--- Provided material ---

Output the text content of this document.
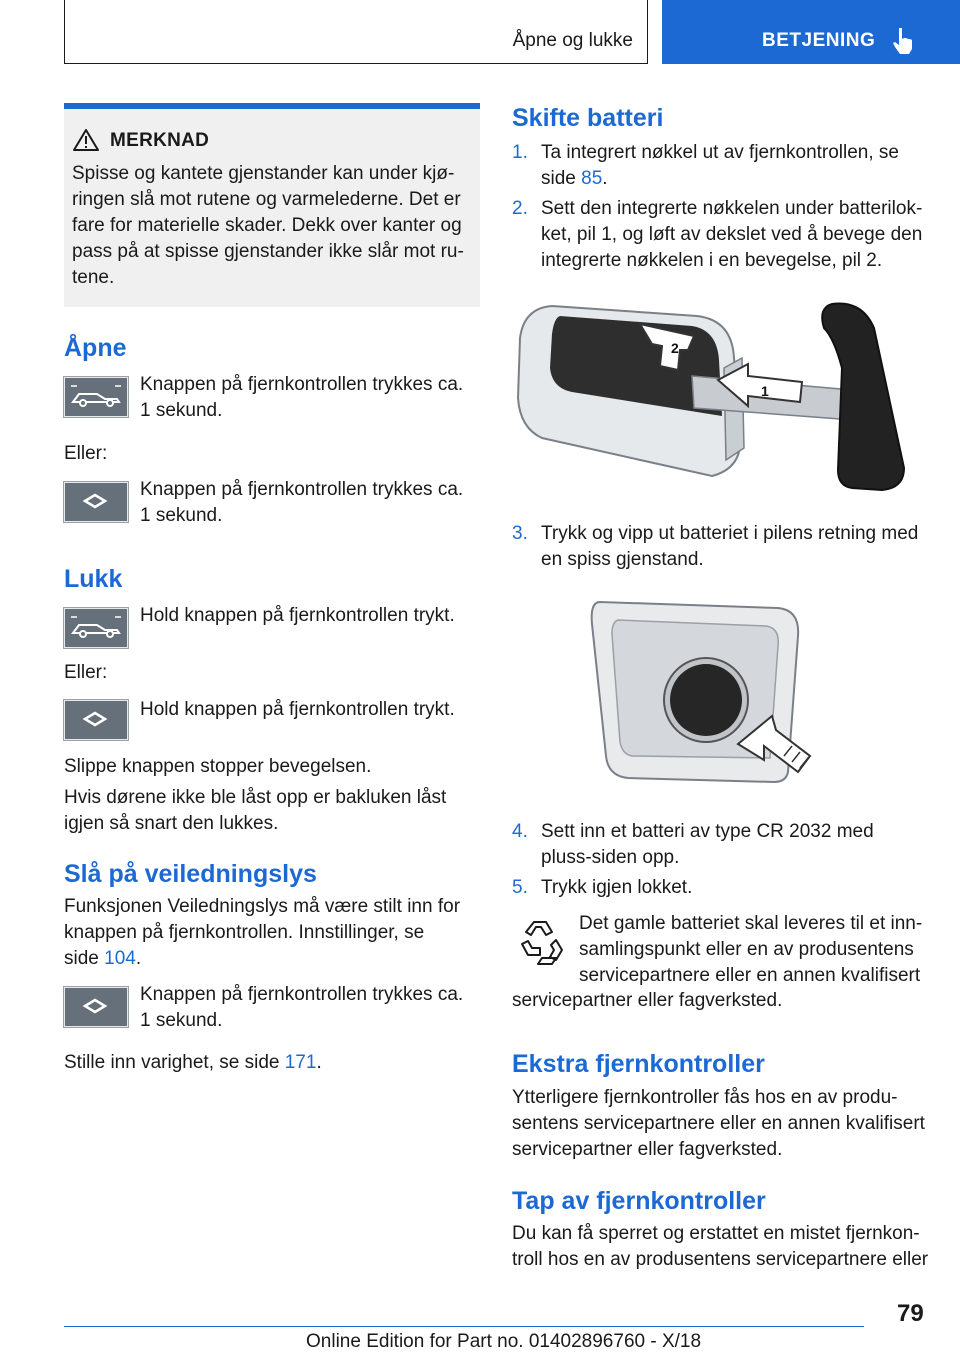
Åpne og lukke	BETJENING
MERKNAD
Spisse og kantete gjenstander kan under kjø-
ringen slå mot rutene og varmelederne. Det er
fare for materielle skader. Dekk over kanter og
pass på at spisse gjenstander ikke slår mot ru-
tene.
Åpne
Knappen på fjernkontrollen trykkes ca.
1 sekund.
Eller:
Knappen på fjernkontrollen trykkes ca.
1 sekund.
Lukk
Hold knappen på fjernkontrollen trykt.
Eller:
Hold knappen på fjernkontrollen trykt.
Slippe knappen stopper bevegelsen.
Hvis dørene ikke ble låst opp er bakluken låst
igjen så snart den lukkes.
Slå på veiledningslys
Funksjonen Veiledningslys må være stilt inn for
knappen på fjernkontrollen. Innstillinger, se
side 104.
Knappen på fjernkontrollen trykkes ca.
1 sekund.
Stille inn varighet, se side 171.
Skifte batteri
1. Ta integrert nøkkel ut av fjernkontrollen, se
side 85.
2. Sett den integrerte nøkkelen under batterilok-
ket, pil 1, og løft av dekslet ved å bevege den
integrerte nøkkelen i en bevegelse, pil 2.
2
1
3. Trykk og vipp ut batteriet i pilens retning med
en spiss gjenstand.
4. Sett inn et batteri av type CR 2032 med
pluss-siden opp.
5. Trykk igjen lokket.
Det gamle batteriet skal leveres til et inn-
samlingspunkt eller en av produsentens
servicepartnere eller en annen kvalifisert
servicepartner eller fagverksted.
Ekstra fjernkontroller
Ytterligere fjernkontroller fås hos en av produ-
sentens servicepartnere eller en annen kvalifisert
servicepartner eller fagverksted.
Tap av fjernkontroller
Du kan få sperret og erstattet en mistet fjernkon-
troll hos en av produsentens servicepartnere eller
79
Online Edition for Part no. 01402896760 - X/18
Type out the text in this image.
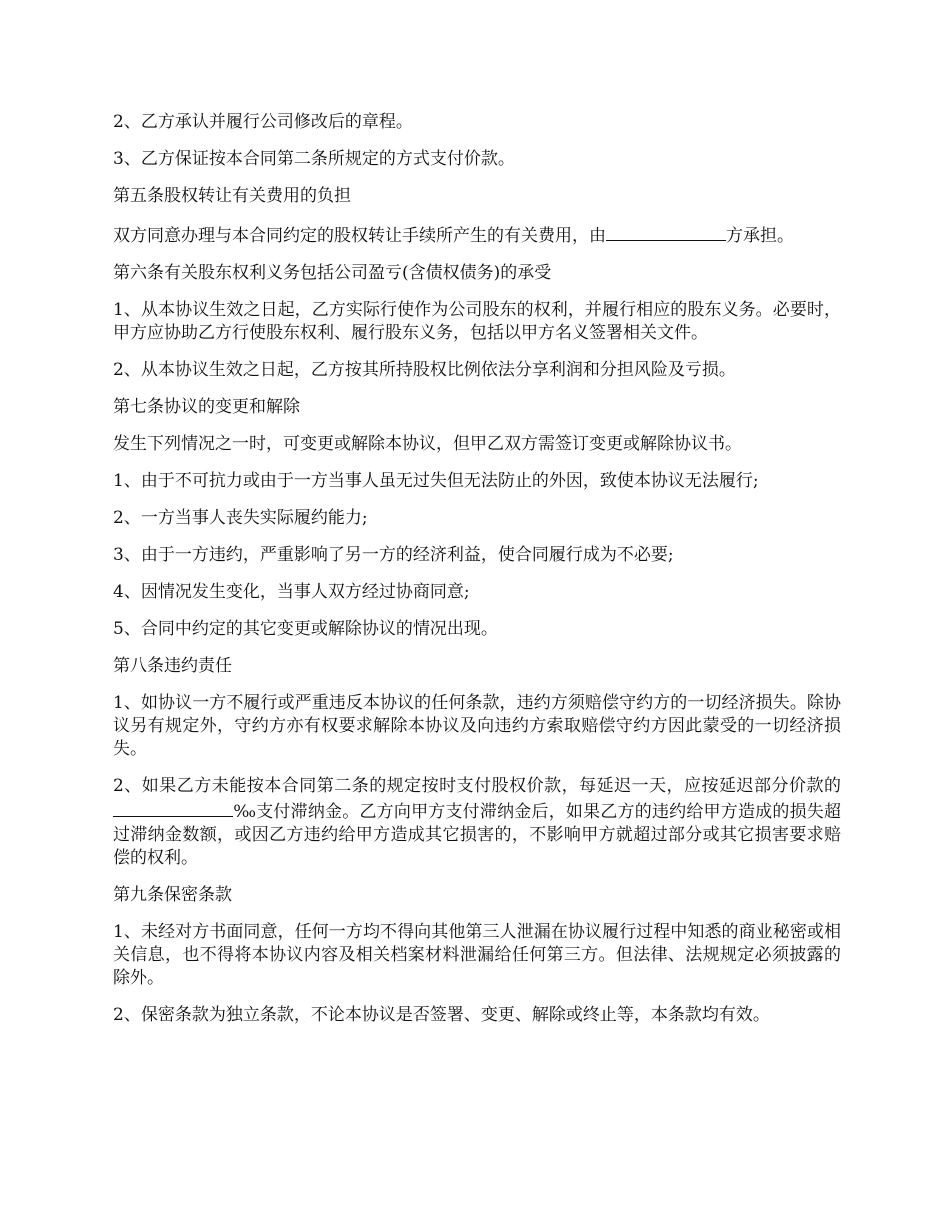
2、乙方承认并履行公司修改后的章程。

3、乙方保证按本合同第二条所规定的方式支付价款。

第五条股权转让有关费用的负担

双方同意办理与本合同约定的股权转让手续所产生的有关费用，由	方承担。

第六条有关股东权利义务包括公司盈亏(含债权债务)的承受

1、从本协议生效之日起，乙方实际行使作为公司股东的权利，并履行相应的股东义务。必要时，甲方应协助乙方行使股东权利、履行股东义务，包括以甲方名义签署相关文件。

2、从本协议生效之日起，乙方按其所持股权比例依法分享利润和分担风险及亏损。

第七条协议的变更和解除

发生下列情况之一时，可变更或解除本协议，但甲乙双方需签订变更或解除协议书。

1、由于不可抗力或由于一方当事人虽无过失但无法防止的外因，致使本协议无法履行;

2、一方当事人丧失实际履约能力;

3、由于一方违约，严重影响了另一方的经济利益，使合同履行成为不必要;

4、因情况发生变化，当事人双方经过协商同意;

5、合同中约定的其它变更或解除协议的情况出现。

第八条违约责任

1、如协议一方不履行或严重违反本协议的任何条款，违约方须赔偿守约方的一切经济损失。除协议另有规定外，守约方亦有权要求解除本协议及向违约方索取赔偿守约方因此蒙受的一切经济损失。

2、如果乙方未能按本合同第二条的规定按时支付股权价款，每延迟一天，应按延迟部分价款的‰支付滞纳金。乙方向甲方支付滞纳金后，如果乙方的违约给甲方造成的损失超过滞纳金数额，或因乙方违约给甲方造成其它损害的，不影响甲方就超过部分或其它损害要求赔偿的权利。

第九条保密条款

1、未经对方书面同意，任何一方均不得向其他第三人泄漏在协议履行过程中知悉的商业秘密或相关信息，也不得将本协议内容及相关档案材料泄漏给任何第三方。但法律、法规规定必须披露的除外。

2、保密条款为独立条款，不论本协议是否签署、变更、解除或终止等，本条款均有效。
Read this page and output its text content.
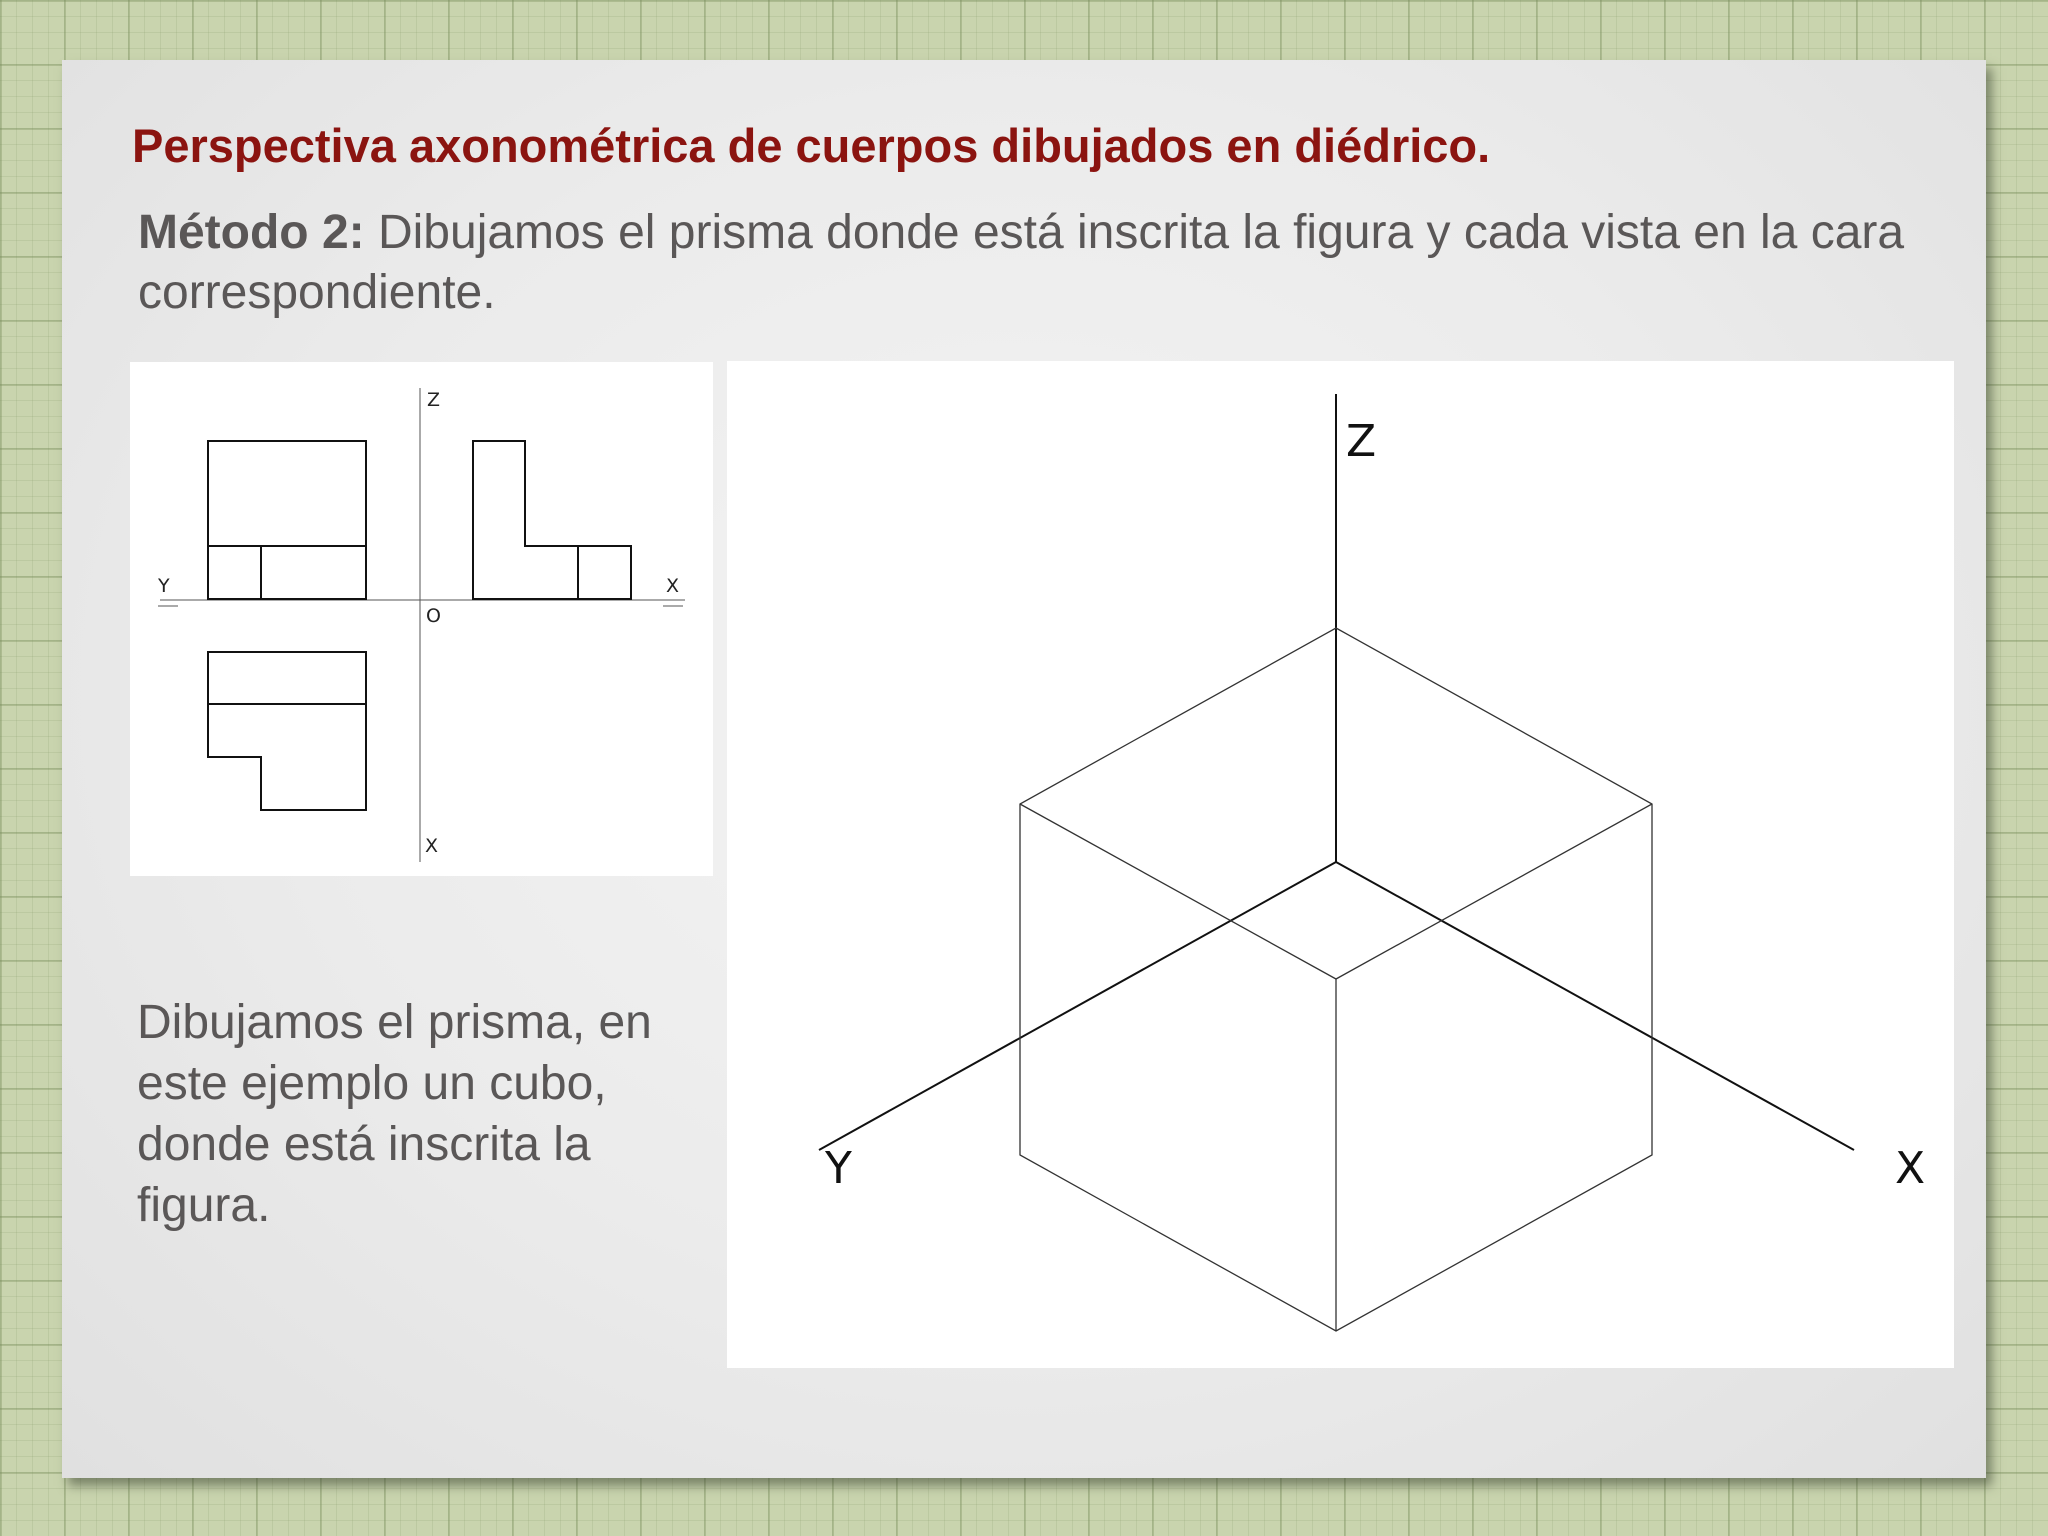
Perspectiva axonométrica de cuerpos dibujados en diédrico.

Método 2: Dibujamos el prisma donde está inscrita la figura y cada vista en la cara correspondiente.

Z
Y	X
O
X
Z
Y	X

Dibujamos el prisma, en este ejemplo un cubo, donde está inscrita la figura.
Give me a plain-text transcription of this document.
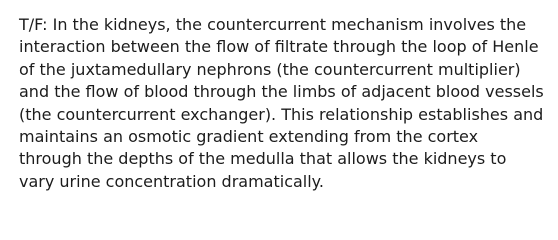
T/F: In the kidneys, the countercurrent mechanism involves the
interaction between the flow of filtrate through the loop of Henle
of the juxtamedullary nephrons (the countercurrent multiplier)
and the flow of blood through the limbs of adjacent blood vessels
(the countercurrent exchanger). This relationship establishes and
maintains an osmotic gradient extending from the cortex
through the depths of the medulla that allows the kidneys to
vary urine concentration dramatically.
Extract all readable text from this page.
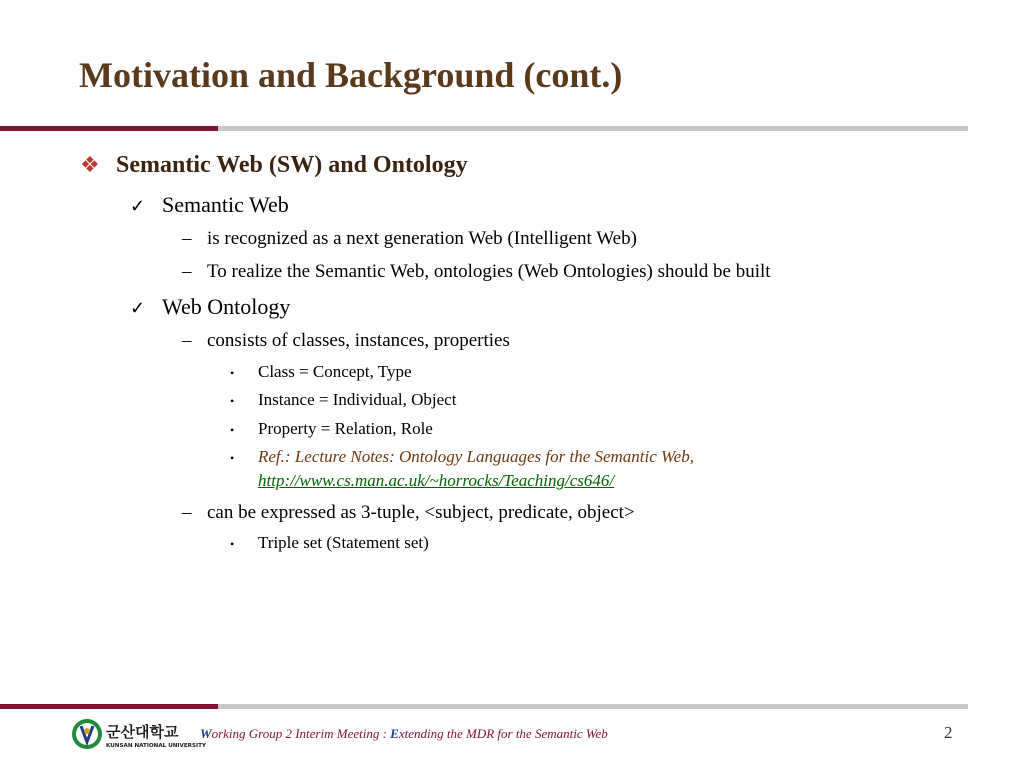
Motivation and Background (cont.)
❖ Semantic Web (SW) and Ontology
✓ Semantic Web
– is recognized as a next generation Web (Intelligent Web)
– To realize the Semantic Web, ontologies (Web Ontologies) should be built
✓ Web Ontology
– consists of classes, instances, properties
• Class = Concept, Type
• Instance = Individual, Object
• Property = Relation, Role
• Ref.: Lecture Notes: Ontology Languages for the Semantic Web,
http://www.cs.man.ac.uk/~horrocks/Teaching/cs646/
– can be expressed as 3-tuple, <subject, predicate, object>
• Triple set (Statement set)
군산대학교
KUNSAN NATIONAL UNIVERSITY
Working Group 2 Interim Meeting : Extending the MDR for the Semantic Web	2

---

Omitting all images, retype each line of the records precisely.

▶ Final answer
Output the text content of this document.
Åpne og lukke	BETJENING
MERKNAD
Spisse og kantete gjenstander kan under kjø-
ringen slå mot rutene og varmelederne. Det er
fare for materielle skader. Dekk over kanter og
pass på at spisse gjenstander ikke slår mot ru-
tene.
Åpne
Knappen på fjernkontrollen trykkes ca.
1 sekund.
Eller:
Knappen på fjernkontrollen trykkes ca.
1 sekund.
Lukk
Hold knappen på fjernkontrollen trykt.
Eller:
Hold knappen på fjernkontrollen trykt.
Slippe knappen stopper bevegelsen.
Hvis dørene ikke ble låst opp er bakluken låst
igjen så snart den lukkes.
Slå på veiledningslys
Funksjonen Veiledningslys må være stilt inn for
knappen på fjernkontrollen. Innstillinger, se
side 104.
Knappen på fjernkontrollen trykkes ca.
1 sekund.
Stille inn varighet, se side 171.
Skifte batteri
1. Ta integrert nøkkel ut av fjernkontrollen, se
side 85.
2. Sett den integrerte nøkkelen under batterilok-
ket, pil 1, og løft av dekslet ved å bevege den
integrerte nøkkelen i en bevegelse, pil 2.
2
1
3. Trykk og vipp ut batteriet i pilens retning med
en spiss gjenstand.
4. Sett inn et batteri av type CR 2032 med
pluss-siden opp.
5. Trykk igjen lokket.
Det gamle batteriet skal leveres til et inn-
samlingspunkt eller en av produsentens
servicepartnere eller en annen kvalifisert
servicepartner eller fagverksted.
Ekstra fjernkontroller
Ytterligere fjernkontroller fås hos en av produ-
sentens servicepartnere eller en annen kvalifisert
servicepartner eller fagverksted.
Tap av fjernkontroller
Du kan få sperret og erstattet en mistet fjernkon-
troll hos en av produsentens servicepartnere eller
79
Online Edition for Part no. 01402896760 - X/18
Type out the text in this image.
2、乙方承认并履行公司修改后的章程。

3、乙方保证按本合同第二条所规定的方式支付价款。

第五条股权转让有关费用的负担

双方同意办理与本合同约定的股权转让手续所产生的有关费用，由	方承担。

第六条有关股东权利义务包括公司盈亏(含债权债务)的承受

1、从本协议生效之日起，乙方实际行使作为公司股东的权利，并履行相应的股东义务。必要时，甲方应协助乙方行使股东权利、履行股东义务，包括以甲方名义签署相关文件。

2、从本协议生效之日起，乙方按其所持股权比例依法分享利润和分担风险及亏损。

第七条协议的变更和解除

发生下列情况之一时，可变更或解除本协议，但甲乙双方需签订变更或解除协议书。

1、由于不可抗力或由于一方当事人虽无过失但无法防止的外因，致使本协议无法履行;

2、一方当事人丧失实际履约能力;

3、由于一方违约，严重影响了另一方的经济利益，使合同履行成为不必要;

4、因情况发生变化，当事人双方经过协商同意;

5、合同中约定的其它变更或解除协议的情况出现。

第八条违约责任

1、如协议一方不履行或严重违反本协议的任何条款，违约方须赔偿守约方的一切经济损失。除协议另有规定外，守约方亦有权要求解除本协议及向违约方索取赔偿守约方因此蒙受的一切经济损失。

2、如果乙方未能按本合同第二条的规定按时支付股权价款，每延迟一天，应按延迟部分价款的‰支付滞纳金。乙方向甲方支付滞纳金后，如果乙方的违约给甲方造成的损失超过滞纳金数额，或因乙方违约给甲方造成其它损害的，不影响甲方就超过部分或其它损害要求赔偿的权利。

第九条保密条款

1、未经对方书面同意，任何一方均不得向其他第三人泄漏在协议履行过程中知悉的商业秘密或相关信息，也不得将本协议内容及相关档案材料泄漏给任何第三方。但法律、法规规定必须披露的除外。

2、保密条款为独立条款，不论本协议是否签署、变更、解除或终止等，本条款均有效。
Read this page and output its text content.
Perspectiva axonométrica de cuerpos dibujados en diédrico.

Método 2: Dibujamos el prisma donde está inscrita la figura y cada vista en la cara correspondiente.

Z
Y	X
O
X
Z
Y	X

Dibujamos el prisma, en este ejemplo un cubo, donde está inscrita la figura.
Give me a plain-text transcription of this document.
T/F: In the kidneys, the countercurrent mechanism involves the
interaction between the flow of filtrate through the loop of Henle
of the juxtamedullary nephrons (the countercurrent multiplier)
and the flow of blood through the limbs of adjacent blood vessels
(the countercurrent exchanger). This relationship establishes and
maintains an osmotic gradient extending from the cortex
through the depths of the medulla that allows the kidneys to
vary urine concentration dramatically.
Extract all readable text from this page.
Motivation and Background (cont.)
❖ Semantic Web (SW) and Ontology
✓ Semantic Web
– is recognized as a next generation Web (Intelligent Web)
– To realize the Semantic Web, ontologies (Web Ontologies) should be built
✓ Web Ontology
– consists of classes, instances, properties
• Class = Concept, Type
• Instance = Individual, Object
• Property = Relation, Role
• Ref.: Lecture Notes: Ontology Languages for the Semantic Web,
http://www.cs.man.ac.uk/~horrocks/Teaching/cs646/
– can be expressed as 3-tuple, <subject, predicate, object>
• Triple set (Statement set)
군산대학교
KUNSAN NATIONAL UNIVERSITY
Working Group 2 Interim Meeting : Extending the MDR for the Semantic Web	2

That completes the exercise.